* Given instruction: Retype all of the listing exactly, passing over any picture you find.

[start Data for this task]

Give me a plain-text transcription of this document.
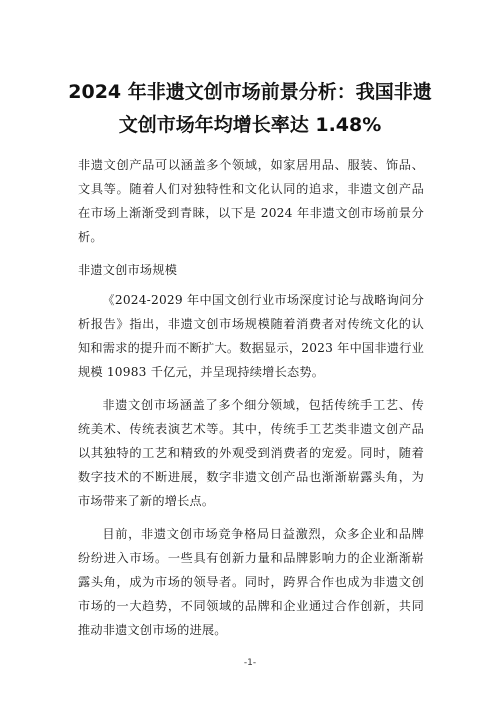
2024 年非遗文创市场前景分析：我国非遗
文创市场年均增长率达 1.48%

非遗文创产品可以涵盖多个领域，如家居用品、服装、饰品、文具等。随着人们对独特性和文化认同的追求，非遗文创产品在市场上渐渐受到青睐，以下是 2024 年非遗文创市场前景分析。

非遗文创市场规模

《2024-2029 年中国文创行业市场深度讨论与战略询问分析报告》指出，非遗文创市场规模随着消费者对传统文化的认知和需求的提升而不断扩大。数据显示，2023 年中国非遗行业规模 10983 千亿元，并呈现持续增长态势。

非遗文创市场涵盖了多个细分领域，包括传统手工艺、传统美术、传统表演艺术等。其中，传统手工艺类非遗文创产品以其独特的工艺和精致的外观受到消费者的宠爱。同时，随着数字技术的不断进展，数字非遗文创产品也渐渐崭露头角，为市场带来了新的增长点。

目前，非遗文创市场竞争格局日益激烈，众多企业和品牌纷纷进入市场。一些具有创新力量和品牌影响力的企业渐渐崭露头角，成为市场的领导者。同时，跨界合作也成为非遗文创市场的一大趋势，不同领域的品牌和企业通过合作创新，共同推动非遗文创市场的进展。

-1-
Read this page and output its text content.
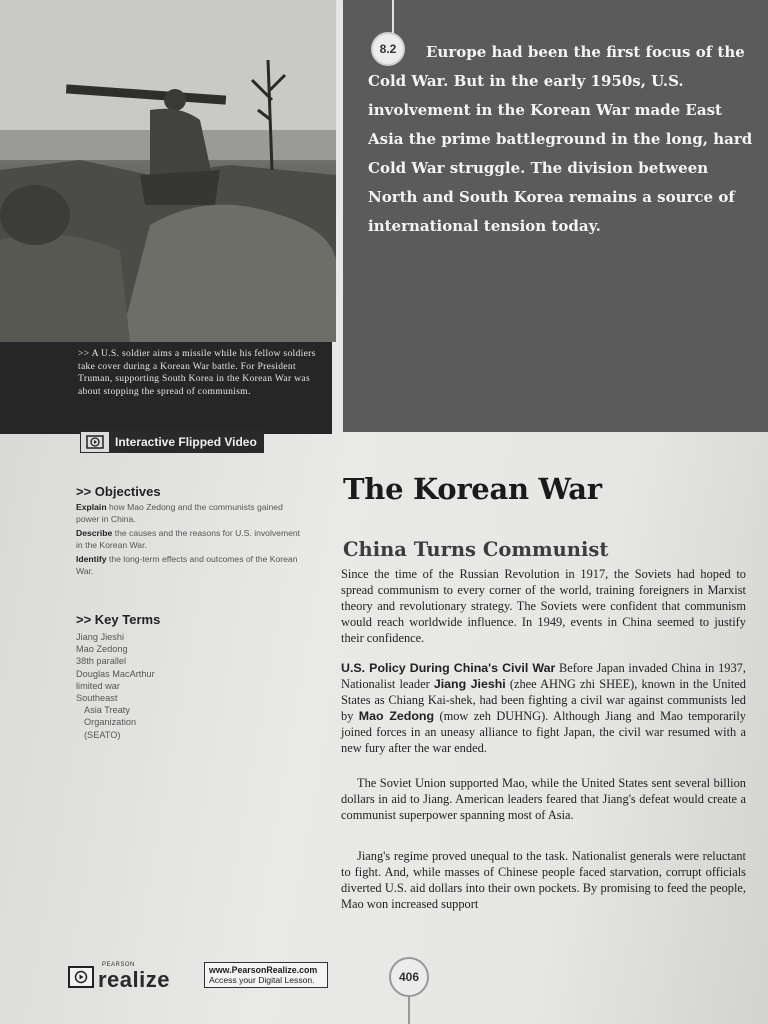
>> A U.S. soldier aims a missile while his fellow soldiers take cover during a Korean War battle. For President Truman, supporting South Korea in the Korean War was about stopping the spread of communism.
Interactive Flipped Video
8.2	Europe had been the first focus of the Cold War. But in the early 1950s, U.S. involvement in the Korean War made East Asia the prime battleground in the long, hard Cold War struggle. The division between North and South Korea remains a source of international tension today.
>> Objectives
Explain how Mao Zedong and the communists gained power in China.
Describe the causes and the reasons for U.S. involvement in the Korean War.
Identify the long-term effects and outcomes of the Korean War.
>> Key Terms
Jiang Jieshi
Mao Zedong
38th parallel
Douglas MacArthur
limited war
Southeast
Asia Treaty
Organization
(SEATO)
The Korean War
China Turns Communist
Since the time of the Russian Revolution in 1917, the Soviets had hoped to spread communism to every corner of the world, training foreigners in Marxist theory and revolutionary strategy. The Soviets were confident that communism would reach worldwide influence. In 1949, events in China seemed to justify their confidence.
U.S. Policy During China's Civil War Before Japan invaded China in 1937, Nationalist leader Jiang Jieshi (zhee AHNG zhi SHEE), known in the United States as Chiang Kai-shek, had been fighting a civil war against communists led by Mao Zedong (mow zeh DUHNG). Although Jiang and Mao temporarily joined forces in an uneasy alliance to fight Japan, the civil war resumed with a new fury after the war ended.
The Soviet Union supported Mao, while the United States sent several billion dollars in aid to Jiang. American leaders feared that Jiang's defeat would create a communist superpower spanning most of Asia.
Jiang's regime proved unequal to the task. Nationalist generals were reluctant to fight. And, while masses of Chinese people faced starvation, corrupt officials diverted U.S. aid dollars into their own pockets. By promising to feed the people, Mao won increased support
PEARSON
realize	www.PearsonRealize.com
Access your Digital Lesson.	406
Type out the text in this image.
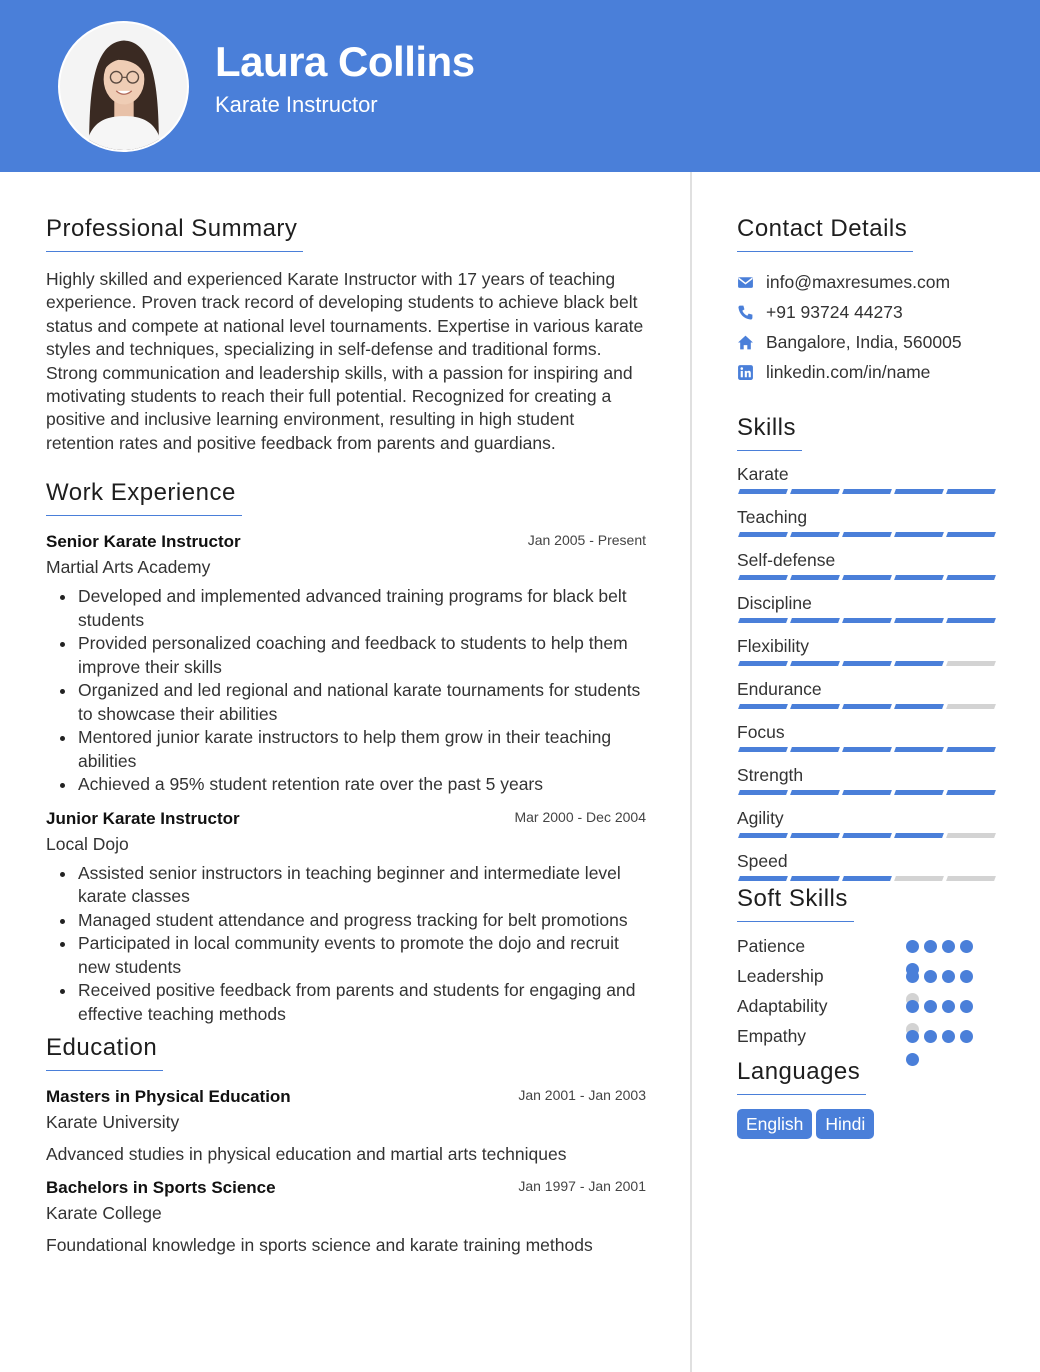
Laura Collins
Karate Instructor
Professional Summary

Highly skilled and experienced Karate Instructor with 17 years of teaching experience. Proven track record of developing students to achieve black belt status and compete at national level tournaments. Expertise in various karate styles and techniques, specializing in self-defense and traditional forms. Strong communication and leadership skills, with a passion for inspiring and motivating students to reach their full potential. Recognized for creating a positive and inclusive learning environment, resulting in high student retention rates and positive feedback from parents and guardians.

Work Experience
Senior Karate Instructor	Jan 2005 - Present
Martial Arts Academy
Developed and implemented advanced training programs for black belt students
Provided personalized coaching and feedback to students to help them improve their skills
Organized and led regional and national karate tournaments for students to showcase their abilities
Mentored junior karate instructors to help them grow in their teaching abilities
Achieved a 95% student retention rate over the past 5 years
Junior Karate Instructor	Mar 2000 - Dec 2004
Local Dojo
Assisted senior instructors in teaching beginner and intermediate level karate classes
Managed student attendance and progress tracking for belt promotions
Participated in local community events to promote the dojo and recruit new students
Received positive feedback from parents and students for engaging and effective teaching methods
Education
Masters in Physical Education	Jan 2001 - Jan 2003
Karate University
Advanced studies in physical education and martial arts techniques
Bachelors in Sports Science	Jan 1997 - Jan 2001
Karate College
Foundational knowledge in sports science and karate training methods
Contact Details
info@maxresumes.com
+91 93724 44273
Bangalore, India, 560005
linkedin.com/in/name
Skills
Karate
Teaching
Self-defense
Discipline
Flexibility
Endurance
Focus
Strength
Agility
Speed
Soft Skills
Patience
Leadership
Adaptability
Empathy
Languages
English Hindi
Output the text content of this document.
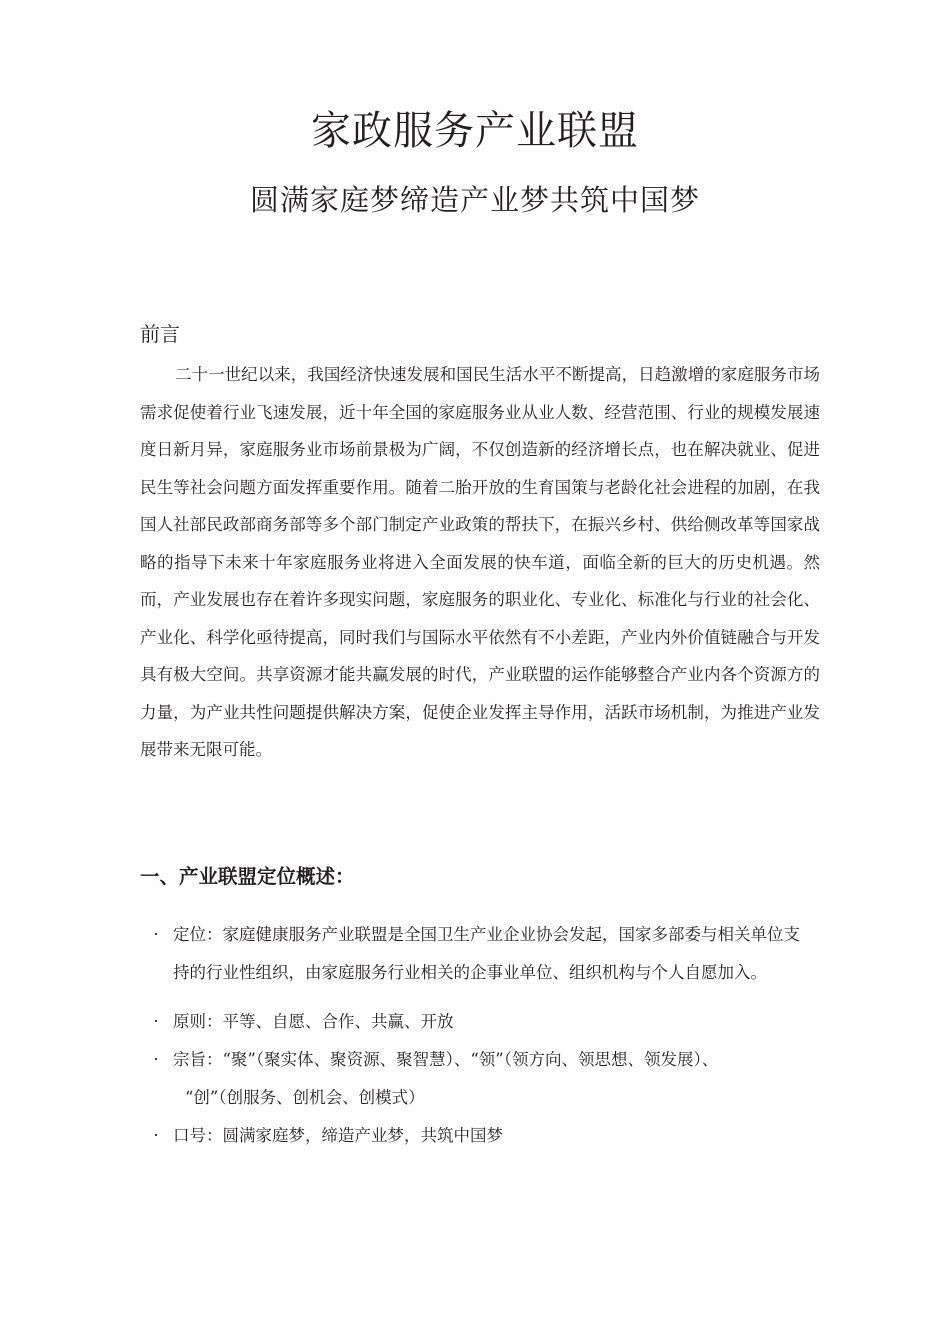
家政服务产业联盟
圆满家庭梦缔造产业梦共筑中国梦
前言

二十一世纪以来，我国经济快速发展和国民生活水平不断提高，日趋激增的家庭服务市场需求促使着行业飞速发展，近十年全国的家庭服务业从业人数、经营范围、行业的规模发展速度日新月异，家庭服务业市场前景极为广阔，不仅创造新的经济增长点，也在解决就业、促进民生等社会问题方面发挥重要作用。随着二胎开放的生育国策与老龄化社会进程的加剧，在我国人社部民政部商务部等多个部门制定产业政策的帮扶下，在振兴乡村、供给侧改革等国家战略的指导下未来十年家庭服务业将进入全面发展的快车道，面临全新的巨大的历史机遇。然而，产业发展也存在着许多现实问题，家庭服务的职业化、专业化、标准化与行业的社会化、产业化、科学化亟待提高，同时我们与国际水平依然有不小差距，产业内外价值链融合与开发具有极大空间。共享资源才能共赢发展的时代，产业联盟的运作能够整合产业内各个资源方的力量，为产业共性问题提供解决方案，促使企业发挥主导作用，活跃市场机制，为推进产业发展带来无限可能。

一、产业联盟定位概述：
· 定位：家庭健康服务产业联盟是全国卫生产业企业协会发起，国家多部委与相关单位支
持的行业性组织，由家庭服务行业相关的企事业单位、组织机构与个人自愿加入。
· 原则：平等、自愿、合作、共赢、开放
· 宗旨：“聚”（聚实体、聚资源、聚智慧）、“领”（领方向、领思想、领发展）、
“创”（创服务、创机会、创模式）
· 口号：圆满家庭梦，缔造产业梦，共筑中国梦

[end Data for this task]

* Result for this task:
Give me a plain-text transcription of this document.
2024 年非遗文创市场前景分析：我国非遗
文创市场年均增长率达 1.48%

非遗文创产品可以涵盖多个领域，如家居用品、服装、饰品、文具等。随着人们对独特性和文化认同的追求，非遗文创产品在市场上渐渐受到青睐，以下是 2024 年非遗文创市场前景分析。

非遗文创市场规模

《2024-2029 年中国文创行业市场深度讨论与战略询问分析报告》指出，非遗文创市场规模随着消费者对传统文化的认知和需求的提升而不断扩大。数据显示，2023 年中国非遗行业规模 10983 千亿元，并呈现持续增长态势。

非遗文创市场涵盖了多个细分领域，包括传统手工艺、传统美术、传统表演艺术等。其中，传统手工艺类非遗文创产品以其独特的工艺和精致的外观受到消费者的宠爱。同时，随着数字技术的不断进展，数字非遗文创产品也渐渐崭露头角，为市场带来了新的增长点。

目前，非遗文创市场竞争格局日益激烈，众多企业和品牌纷纷进入市场。一些具有创新力量和品牌影响力的企业渐渐崭露头角，成为市场的领导者。同时，跨界合作也成为非遗文创市场的一大趋势，不同领域的品牌和企业通过合作创新，共同推动非遗文创市场的进展。

-1-
Read this page and output its text content.
>> A U.S. soldier aims a missile while his fellow soldiers take cover during a Korean War battle. For President Truman, supporting South Korea in the Korean War was about stopping the spread of communism.
Interactive Flipped Video
8.2	Europe had been the first focus of the Cold War. But in the early 1950s, U.S. involvement in the Korean War made East Asia the prime battleground in the long, hard Cold War struggle. The division between North and South Korea remains a source of international tension today.
>> Objectives
Explain how Mao Zedong and the communists gained power in China.
Describe the causes and the reasons for U.S. involvement in the Korean War.
Identify the long-term effects and outcomes of the Korean War.
>> Key Terms
Jiang Jieshi
Mao Zedong
38th parallel
Douglas MacArthur
limited war
Southeast
Asia Treaty
Organization
(SEATO)
The Korean War
China Turns Communist
Since the time of the Russian Revolution in 1917, the Soviets had hoped to spread communism to every corner of the world, training foreigners in Marxist theory and revolutionary strategy. The Soviets were confident that communism would reach worldwide influence. In 1949, events in China seemed to justify their confidence.
U.S. Policy During China's Civil War Before Japan invaded China in 1937, Nationalist leader Jiang Jieshi (zhee AHNG zhi SHEE), known in the United States as Chiang Kai-shek, had been fighting a civil war against communists led by Mao Zedong (mow zeh DUHNG). Although Jiang and Mao temporarily joined forces in an uneasy alliance to fight Japan, the civil war resumed with a new fury after the war ended.
The Soviet Union supported Mao, while the United States sent several billion dollars in aid to Jiang. American leaders feared that Jiang's defeat would create a communist superpower spanning most of Asia.
Jiang's regime proved unequal to the task. Nationalist generals were reluctant to fight. And, while masses of Chinese people faced starvation, corrupt officials diverted U.S. aid dollars into their own pockets. By promising to feed the people, Mao won increased support
PEARSON
realize	www.PearsonRealize.com
Access your Digital Lesson.	406
Type out the text in this image.
Laura Collins
Karate Instructor
Professional Summary

Highly skilled and experienced Karate Instructor with 17 years of teaching experience. Proven track record of developing students to achieve black belt status and compete at national level tournaments. Expertise in various karate styles and techniques, specializing in self-defense and traditional forms. Strong communication and leadership skills, with a passion for inspiring and motivating students to reach their full potential. Recognized for creating a positive and inclusive learning environment, resulting in high student retention rates and positive feedback from parents and guardians.

Work Experience
Senior Karate Instructor	Jan 2005 - Present
Martial Arts Academy
Developed and implemented advanced training programs for black belt students
Provided personalized coaching and feedback to students to help them improve their skills
Organized and led regional and national karate tournaments for students to showcase their abilities
Mentored junior karate instructors to help them grow in their teaching abilities
Achieved a 95% student retention rate over the past 5 years
Junior Karate Instructor	Mar 2000 - Dec 2004
Local Dojo
Assisted senior instructors in teaching beginner and intermediate level karate classes
Managed student attendance and progress tracking for belt promotions
Participated in local community events to promote the dojo and recruit new students
Received positive feedback from parents and students for engaging and effective teaching methods
Education
Masters in Physical Education	Jan 2001 - Jan 2003
Karate University
Advanced studies in physical education and martial arts techniques
Bachelors in Sports Science	Jan 1997 - Jan 2001
Karate College
Foundational knowledge in sports science and karate training methods
Contact Details
info@maxresumes.com
+91 93724 44273
Bangalore, India, 560005
linkedin.com/in/name
Skills
Karate
Teaching
Self-defense
Discipline
Flexibility
Endurance
Focus
Strength
Agility
Speed
Soft Skills
Patience
Leadership
Adaptability
Empathy
Languages
English Hindi
Output the text content of this document.
家政服务产业联盟
圆满家庭梦缔造产业梦共筑中国梦
前言

二十一世纪以来，我国经济快速发展和国民生活水平不断提高，日趋激增的家庭服务市场需求促使着行业飞速发展，近十年全国的家庭服务业从业人数、经营范围、行业的规模发展速度日新月异，家庭服务业市场前景极为广阔，不仅创造新的经济增长点，也在解决就业、促进民生等社会问题方面发挥重要作用。随着二胎开放的生育国策与老龄化社会进程的加剧，在我国人社部民政部商务部等多个部门制定产业政策的帮扶下，在振兴乡村、供给侧改革等国家战略的指导下未来十年家庭服务业将进入全面发展的快车道，面临全新的巨大的历史机遇。然而，产业发展也存在着许多现实问题，家庭服务的职业化、专业化、标准化与行业的社会化、产业化、科学化亟待提高，同时我们与国际水平依然有不小差距，产业内外价值链融合与开发具有极大空间。共享资源才能共赢发展的时代，产业联盟的运作能够整合产业内各个资源方的力量，为产业共性问题提供解决方案，促使企业发挥主导作用，活跃市场机制，为推进产业发展带来无限可能。

一、产业联盟定位概述：
· 定位：家庭健康服务产业联盟是全国卫生产业企业协会发起，国家多部委与相关单位支
持的行业性组织，由家庭服务行业相关的企事业单位、组织机构与个人自愿加入。
· 原则：平等、自愿、合作、共赢、开放
· 宗旨：“聚”（聚实体、聚资源、聚智慧）、“领”（领方向、领思想、领发展）、
“创”（创服务、创机会、创模式）
· 口号：圆满家庭梦，缔造产业梦，共筑中国梦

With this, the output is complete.